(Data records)
## start

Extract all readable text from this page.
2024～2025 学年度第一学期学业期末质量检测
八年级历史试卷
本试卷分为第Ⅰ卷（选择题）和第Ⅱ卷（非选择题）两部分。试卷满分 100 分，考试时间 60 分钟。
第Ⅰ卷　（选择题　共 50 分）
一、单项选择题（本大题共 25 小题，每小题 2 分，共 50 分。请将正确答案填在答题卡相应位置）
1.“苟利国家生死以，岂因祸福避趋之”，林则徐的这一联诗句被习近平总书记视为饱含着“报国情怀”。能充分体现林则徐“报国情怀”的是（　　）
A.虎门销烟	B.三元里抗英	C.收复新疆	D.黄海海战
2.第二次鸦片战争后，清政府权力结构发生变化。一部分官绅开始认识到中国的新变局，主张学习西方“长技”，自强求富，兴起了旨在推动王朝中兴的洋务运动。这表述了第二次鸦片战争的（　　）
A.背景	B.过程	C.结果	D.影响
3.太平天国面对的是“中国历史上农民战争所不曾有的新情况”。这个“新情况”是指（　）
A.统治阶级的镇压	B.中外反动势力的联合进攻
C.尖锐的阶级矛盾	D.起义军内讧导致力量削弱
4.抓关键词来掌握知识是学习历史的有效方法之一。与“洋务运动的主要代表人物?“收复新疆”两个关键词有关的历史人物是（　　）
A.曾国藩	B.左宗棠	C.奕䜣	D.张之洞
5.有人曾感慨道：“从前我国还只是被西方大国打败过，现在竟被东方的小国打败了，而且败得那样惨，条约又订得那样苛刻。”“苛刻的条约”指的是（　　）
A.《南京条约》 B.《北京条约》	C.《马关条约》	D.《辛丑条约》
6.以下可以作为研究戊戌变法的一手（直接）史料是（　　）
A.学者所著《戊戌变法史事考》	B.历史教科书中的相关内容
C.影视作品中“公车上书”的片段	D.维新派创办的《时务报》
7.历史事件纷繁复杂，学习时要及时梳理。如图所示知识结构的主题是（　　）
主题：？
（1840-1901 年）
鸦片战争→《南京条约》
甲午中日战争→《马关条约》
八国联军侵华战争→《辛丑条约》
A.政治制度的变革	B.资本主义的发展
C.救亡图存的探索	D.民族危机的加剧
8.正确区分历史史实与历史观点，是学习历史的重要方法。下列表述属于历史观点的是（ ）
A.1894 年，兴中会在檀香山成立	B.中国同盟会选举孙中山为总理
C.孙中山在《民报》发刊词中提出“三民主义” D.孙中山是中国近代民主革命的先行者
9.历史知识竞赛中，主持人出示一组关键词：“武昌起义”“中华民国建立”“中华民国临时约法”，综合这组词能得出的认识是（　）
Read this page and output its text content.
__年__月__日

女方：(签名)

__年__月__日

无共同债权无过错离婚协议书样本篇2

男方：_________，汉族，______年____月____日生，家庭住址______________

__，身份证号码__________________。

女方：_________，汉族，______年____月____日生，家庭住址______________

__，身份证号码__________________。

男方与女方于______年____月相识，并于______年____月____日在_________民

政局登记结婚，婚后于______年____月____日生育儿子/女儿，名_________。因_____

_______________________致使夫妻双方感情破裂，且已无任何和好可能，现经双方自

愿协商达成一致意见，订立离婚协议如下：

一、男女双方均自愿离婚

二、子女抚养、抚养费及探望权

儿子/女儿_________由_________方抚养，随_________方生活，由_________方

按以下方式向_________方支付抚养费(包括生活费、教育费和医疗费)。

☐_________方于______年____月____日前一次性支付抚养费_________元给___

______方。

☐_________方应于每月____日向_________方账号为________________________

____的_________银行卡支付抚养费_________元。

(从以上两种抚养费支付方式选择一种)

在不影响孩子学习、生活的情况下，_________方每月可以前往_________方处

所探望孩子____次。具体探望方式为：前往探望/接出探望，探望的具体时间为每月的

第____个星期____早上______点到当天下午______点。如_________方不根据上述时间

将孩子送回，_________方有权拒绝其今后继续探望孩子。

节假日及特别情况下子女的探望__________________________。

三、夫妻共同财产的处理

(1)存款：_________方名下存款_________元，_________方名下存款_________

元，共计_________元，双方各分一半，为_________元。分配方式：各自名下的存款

## end

§ DO THIS: Print out every entry, keeping each one exact.

§ EXERCISE SOLUTION:
Extract all readable text from this page.
2024～2025 学年度第一学期学业期末质量检测
八年级历史试卷
本试卷分为第Ⅰ卷（选择题）和第Ⅱ卷（非选择题）两部分。试卷满分 100 分，考试时间 60 分钟。
第Ⅰ卷　（选择题　共 50 分）
一、单项选择题（本大题共 25 小题，每小题 2 分，共 50 分。请将正确答案填在答题卡相应位置）
1.“苟利国家生死以，岂因祸福避趋之”，林则徐的这一联诗句被习近平总书记视为饱含着“报国情怀”。能充分体现林则徐“报国情怀”的是（　　）
A.虎门销烟	B.三元里抗英	C.收复新疆	D.黄海海战
2.第二次鸦片战争后，清政府权力结构发生变化。一部分官绅开始认识到中国的新变局，主张学习西方“长技”，自强求富，兴起了旨在推动王朝中兴的洋务运动。这表述了第二次鸦片战争的（　　）
A.背景	B.过程	C.结果	D.影响
3.太平天国面对的是“中国历史上农民战争所不曾有的新情况”。这个“新情况”是指（　）
A.统治阶级的镇压	B.中外反动势力的联合进攻
C.尖锐的阶级矛盾	D.起义军内讧导致力量削弱
4.抓关键词来掌握知识是学习历史的有效方法之一。与“洋务运动的主要代表人物?“收复新疆”两个关键词有关的历史人物是（　　）
A.曾国藩	B.左宗棠	C.奕䜣	D.张之洞
5.有人曾感慨道：“从前我国还只是被西方大国打败过，现在竟被东方的小国打败了，而且败得那样惨，条约又订得那样苛刻。”“苛刻的条约”指的是（　　）
A.《南京条约》 B.《北京条约》	C.《马关条约》	D.《辛丑条约》
6.以下可以作为研究戊戌变法的一手（直接）史料是（　　）
A.学者所著《戊戌变法史事考》	B.历史教科书中的相关内容
C.影视作品中“公车上书”的片段	D.维新派创办的《时务报》
7.历史事件纷繁复杂，学习时要及时梳理。如图所示知识结构的主题是（　　）
主题：？
（1840-1901 年）
鸦片战争→《南京条约》
甲午中日战争→《马关条约》
八国联军侵华战争→《辛丑条约》
A.政治制度的变革	B.资本主义的发展
C.救亡图存的探索	D.民族危机的加剧
8.正确区分历史史实与历史观点，是学习历史的重要方法。下列表述属于历史观点的是（ ）
A.1894 年，兴中会在檀香山成立	B.中国同盟会选举孙中山为总理
C.孙中山在《民报》发刊词中提出“三民主义” D.孙中山是中国近代民主革命的先行者
9.历史知识竞赛中，主持人出示一组关键词：“武昌起义”“中华民国建立”“中华民国临时约法”，综合这组词能得出的认识是（　）
Read this page and output its text content.
__年__月__日

女方：(签名)

__年__月__日

无共同债权无过错离婚协议书样本篇2

男方：_________，汉族，______年____月____日生，家庭住址______________

__，身份证号码__________________。

女方：_________，汉族，______年____月____日生，家庭住址______________

__，身份证号码__________________。

男方与女方于______年____月相识，并于______年____月____日在_________民

政局登记结婚，婚后于______年____月____日生育儿子/女儿，名_________。因_____

_______________________致使夫妻双方感情破裂，且已无任何和好可能，现经双方自

愿协商达成一致意见，订立离婚协议如下：

一、男女双方均自愿离婚

二、子女抚养、抚养费及探望权

儿子/女儿_________由_________方抚养，随_________方生活，由_________方

按以下方式向_________方支付抚养费(包括生活费、教育费和医疗费)。

☐_________方于______年____月____日前一次性支付抚养费_________元给___

______方。

☐_________方应于每月____日向_________方账号为________________________

____的_________银行卡支付抚养费_________元。

(从以上两种抚养费支付方式选择一种)

在不影响孩子学习、生活的情况下，_________方每月可以前往_________方处

所探望孩子____次。具体探望方式为：前往探望/接出探望，探望的具体时间为每月的

第____个星期____早上______点到当天下午______点。如_________方不根据上述时间

将孩子送回，_________方有权拒绝其今后继续探望孩子。

节假日及特别情况下子女的探望__________________________。

三、夫妻共同财产的处理

(1)存款：_________方名下存款_________元，_________方名下存款_________

元，共计_________元，双方各分一半，为_________元。分配方式：各自名下的存款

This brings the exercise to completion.